### DATASET EXTRACT
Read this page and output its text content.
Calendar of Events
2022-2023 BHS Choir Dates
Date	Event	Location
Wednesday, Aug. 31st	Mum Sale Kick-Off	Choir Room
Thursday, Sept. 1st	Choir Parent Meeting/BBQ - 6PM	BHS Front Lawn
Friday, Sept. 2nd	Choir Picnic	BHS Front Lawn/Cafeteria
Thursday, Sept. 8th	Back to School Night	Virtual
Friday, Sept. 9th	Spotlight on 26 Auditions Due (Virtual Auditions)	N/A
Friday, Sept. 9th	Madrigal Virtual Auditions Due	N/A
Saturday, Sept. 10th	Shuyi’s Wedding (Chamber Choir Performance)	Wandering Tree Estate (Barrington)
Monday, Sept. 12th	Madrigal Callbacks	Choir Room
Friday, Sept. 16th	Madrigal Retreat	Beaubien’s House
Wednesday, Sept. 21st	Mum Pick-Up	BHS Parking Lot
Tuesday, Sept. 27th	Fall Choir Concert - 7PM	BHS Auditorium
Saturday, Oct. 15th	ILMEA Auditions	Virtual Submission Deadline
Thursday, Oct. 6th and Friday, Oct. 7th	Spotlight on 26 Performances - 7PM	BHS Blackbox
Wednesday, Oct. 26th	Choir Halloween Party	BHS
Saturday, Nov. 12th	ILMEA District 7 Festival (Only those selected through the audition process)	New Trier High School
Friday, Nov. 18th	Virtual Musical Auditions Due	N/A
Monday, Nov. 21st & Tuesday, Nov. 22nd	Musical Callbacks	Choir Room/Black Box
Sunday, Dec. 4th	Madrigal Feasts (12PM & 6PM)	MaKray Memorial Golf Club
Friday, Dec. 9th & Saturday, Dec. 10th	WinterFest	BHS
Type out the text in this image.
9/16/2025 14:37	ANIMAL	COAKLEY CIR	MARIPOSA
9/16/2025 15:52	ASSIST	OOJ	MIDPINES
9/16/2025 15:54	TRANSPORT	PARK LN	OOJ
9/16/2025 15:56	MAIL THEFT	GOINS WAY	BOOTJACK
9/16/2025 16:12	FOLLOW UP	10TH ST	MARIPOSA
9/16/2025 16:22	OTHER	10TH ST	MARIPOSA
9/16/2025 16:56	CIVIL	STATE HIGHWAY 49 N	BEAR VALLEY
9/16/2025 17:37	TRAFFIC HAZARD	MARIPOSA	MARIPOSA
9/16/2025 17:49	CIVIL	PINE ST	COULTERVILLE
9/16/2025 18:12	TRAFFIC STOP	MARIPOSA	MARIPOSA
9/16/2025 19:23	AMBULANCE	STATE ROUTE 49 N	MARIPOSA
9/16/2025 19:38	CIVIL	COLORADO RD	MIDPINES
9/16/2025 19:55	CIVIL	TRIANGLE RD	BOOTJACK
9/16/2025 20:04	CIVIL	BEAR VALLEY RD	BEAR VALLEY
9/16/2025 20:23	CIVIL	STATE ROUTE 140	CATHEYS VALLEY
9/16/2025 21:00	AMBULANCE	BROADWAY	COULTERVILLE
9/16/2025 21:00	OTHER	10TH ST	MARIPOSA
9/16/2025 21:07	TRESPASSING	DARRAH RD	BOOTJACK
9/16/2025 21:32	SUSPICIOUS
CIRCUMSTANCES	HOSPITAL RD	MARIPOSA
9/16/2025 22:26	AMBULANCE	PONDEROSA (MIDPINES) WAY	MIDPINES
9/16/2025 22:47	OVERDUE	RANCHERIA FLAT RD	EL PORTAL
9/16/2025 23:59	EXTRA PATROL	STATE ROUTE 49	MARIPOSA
######
▶ _EXERCISE OBJECTIVE_
Output the entries verbatim.

▶ _TASK SOLUTION_
Read this page and output its text content.
Calendar of Events
2022-2023 BHS Choir Dates
Date	Event	Location
Wednesday, Aug. 31st	Mum Sale Kick-Off	Choir Room
Thursday, Sept. 1st	Choir Parent Meeting/BBQ - 6PM	BHS Front Lawn
Friday, Sept. 2nd	Choir Picnic	BHS Front Lawn/Cafeteria
Thursday, Sept. 8th	Back to School Night	Virtual
Friday, Sept. 9th	Spotlight on 26 Auditions Due (Virtual Auditions)	N/A
Friday, Sept. 9th	Madrigal Virtual Auditions Due	N/A
Saturday, Sept. 10th	Shuyi’s Wedding (Chamber Choir Performance)	Wandering Tree Estate (Barrington)
Monday, Sept. 12th	Madrigal Callbacks	Choir Room
Friday, Sept. 16th	Madrigal Retreat	Beaubien’s House
Wednesday, Sept. 21st	Mum Pick-Up	BHS Parking Lot
Tuesday, Sept. 27th	Fall Choir Concert - 7PM	BHS Auditorium
Saturday, Oct. 15th	ILMEA Auditions	Virtual Submission Deadline
Thursday, Oct. 6th and Friday, Oct. 7th	Spotlight on 26 Performances - 7PM	BHS Blackbox
Wednesday, Oct. 26th	Choir Halloween Party	BHS
Saturday, Nov. 12th	ILMEA District 7 Festival (Only those selected through the audition process)	New Trier High School
Friday, Nov. 18th	Virtual Musical Auditions Due	N/A
Monday, Nov. 21st & Tuesday, Nov. 22nd	Musical Callbacks	Choir Room/Black Box
Sunday, Dec. 4th	Madrigal Feasts (12PM & 6PM)	MaKray Memorial Golf Club
Friday, Dec. 9th & Saturday, Dec. 10th	WinterFest	BHS
Type out the text in this image.
9/16/2025 14:37	ANIMAL	COAKLEY CIR	MARIPOSA
9/16/2025 15:52	ASSIST	OOJ	MIDPINES
9/16/2025 15:54	TRANSPORT	PARK LN	OOJ
9/16/2025 15:56	MAIL THEFT	GOINS WAY	BOOTJACK
9/16/2025 16:12	FOLLOW UP	10TH ST	MARIPOSA
9/16/2025 16:22	OTHER	10TH ST	MARIPOSA
9/16/2025 16:56	CIVIL	STATE HIGHWAY 49 N	BEAR VALLEY
9/16/2025 17:37	TRAFFIC HAZARD	MARIPOSA	MARIPOSA
9/16/2025 17:49	CIVIL	PINE ST	COULTERVILLE
9/16/2025 18:12	TRAFFIC STOP	MARIPOSA	MARIPOSA
9/16/2025 19:23	AMBULANCE	STATE ROUTE 49 N	MARIPOSA
9/16/2025 19:38	CIVIL	COLORADO RD	MIDPINES
9/16/2025 19:55	CIVIL	TRIANGLE RD	BOOTJACK
9/16/2025 20:04	CIVIL	BEAR VALLEY RD	BEAR VALLEY
9/16/2025 20:23	CIVIL	STATE ROUTE 140	CATHEYS VALLEY
9/16/2025 21:00	AMBULANCE	BROADWAY	COULTERVILLE
9/16/2025 21:00	OTHER	10TH ST	MARIPOSA
9/16/2025 21:07	TRESPASSING	DARRAH RD	BOOTJACK
9/16/2025 21:32	SUSPICIOUS
CIRCUMSTANCES	HOSPITAL RD	MARIPOSA
9/16/2025 22:26	AMBULANCE	PONDEROSA (MIDPINES) WAY	MIDPINES
9/16/2025 22:47	OVERDUE	RANCHERIA FLAT RD	EL PORTAL
9/16/2025 23:59	EXTRA PATROL	STATE ROUTE 49	MARIPOSA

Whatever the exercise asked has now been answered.